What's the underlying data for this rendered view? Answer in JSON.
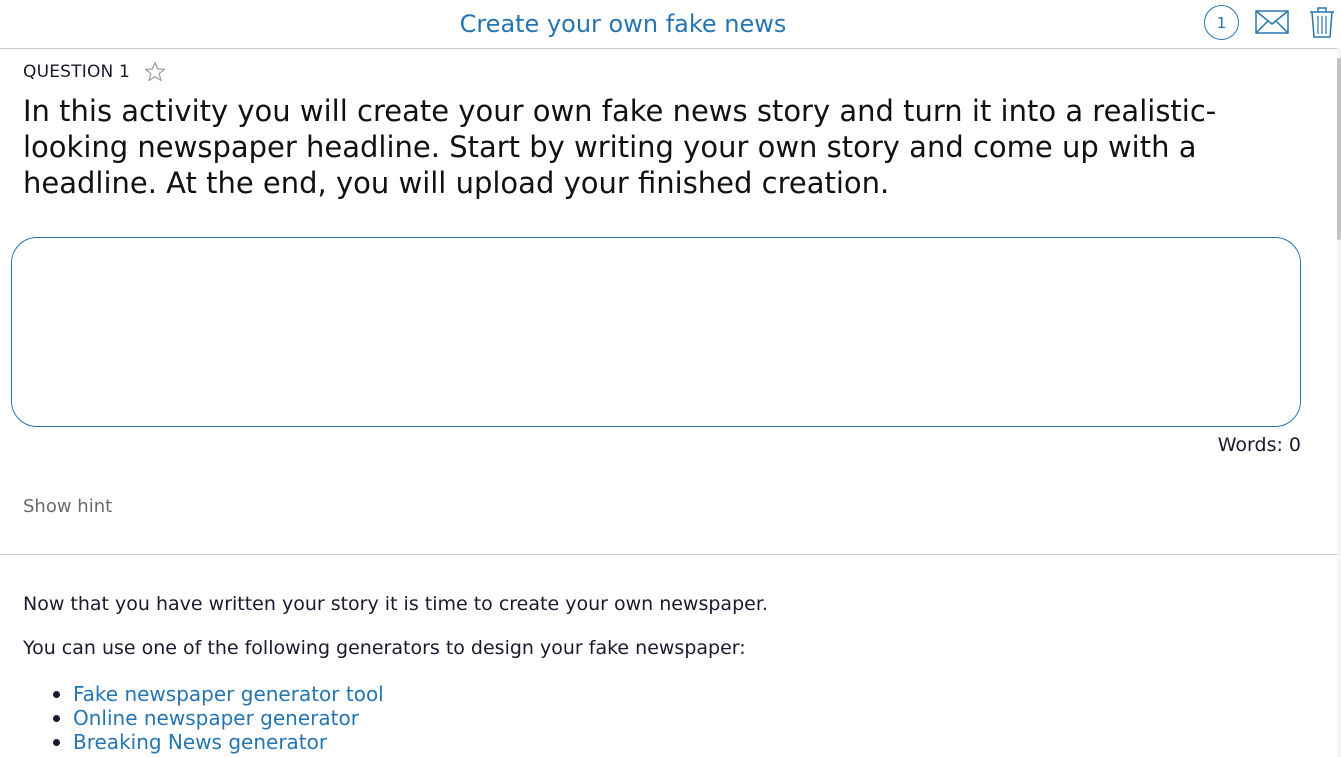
{
  "header": {
    "title": "Create your own fake news",
    "counter": "1",
    "mail_icon": "mail-icon",
    "trash_icon": "trash-icon"
  },
  "question": {
    "label": "QUESTION 1",
    "star_icon": "star-icon",
    "text": "In this activity you will create your own fake news story and turn it into a realistic-looking newspaper headline. Start by writing your own story and come up with a headline. At the end, you will upload your finished creation.",
    "answer_value": "",
    "word_count": "Words: 0",
    "hint_label": "Show hint"
  },
  "info": {
    "paragraph_1": "Now that you have written your story it is time to create your own newspaper.",
    "paragraph_2": "You can use one of the following generators to design your fake newspaper:",
    "links": [
      "Fake newspaper generator tool",
      "Online newspaper generator",
      "Breaking News generator"
    ]
  },
  "colors": {
    "accent": "#2576b0",
    "text": "#1a1a2e",
    "hint": "#6b6b6b",
    "divider": "#c8c8c8"
  }
}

Problem details — All of the material above should be reproduced exactly, except the pictures.

Reply —
What's the underlying data for this rendered view? Answer in JSON.
{
  "header": {
    "title": "Create your own fake news",
    "counter": "1",
    "mail_icon": "mail-icon",
    "trash_icon": "trash-icon"
  },
  "question": {
    "label": "QUESTION 1",
    "star_icon": "star-icon",
    "text": "In this activity you will create your own fake news story and turn it into a realistic-looking newspaper headline. Start by writing your own story and come up with a headline. At the end, you will upload your finished creation.",
    "answer_value": "",
    "word_count": "Words: 0",
    "hint_label": "Show hint"
  },
  "info": {
    "paragraph_1": "Now that you have written your story it is time to create your own newspaper.",
    "paragraph_2": "You can use one of the following generators to design your fake newspaper:",
    "links": [
      "Fake newspaper generator tool",
      "Online newspaper generator",
      "Breaking News generator"
    ]
  },
  "colors": {
    "accent": "#2576b0",
    "text": "#1a1a2e",
    "hint": "#6b6b6b",
    "divider": "#c8c8c8"
  }
}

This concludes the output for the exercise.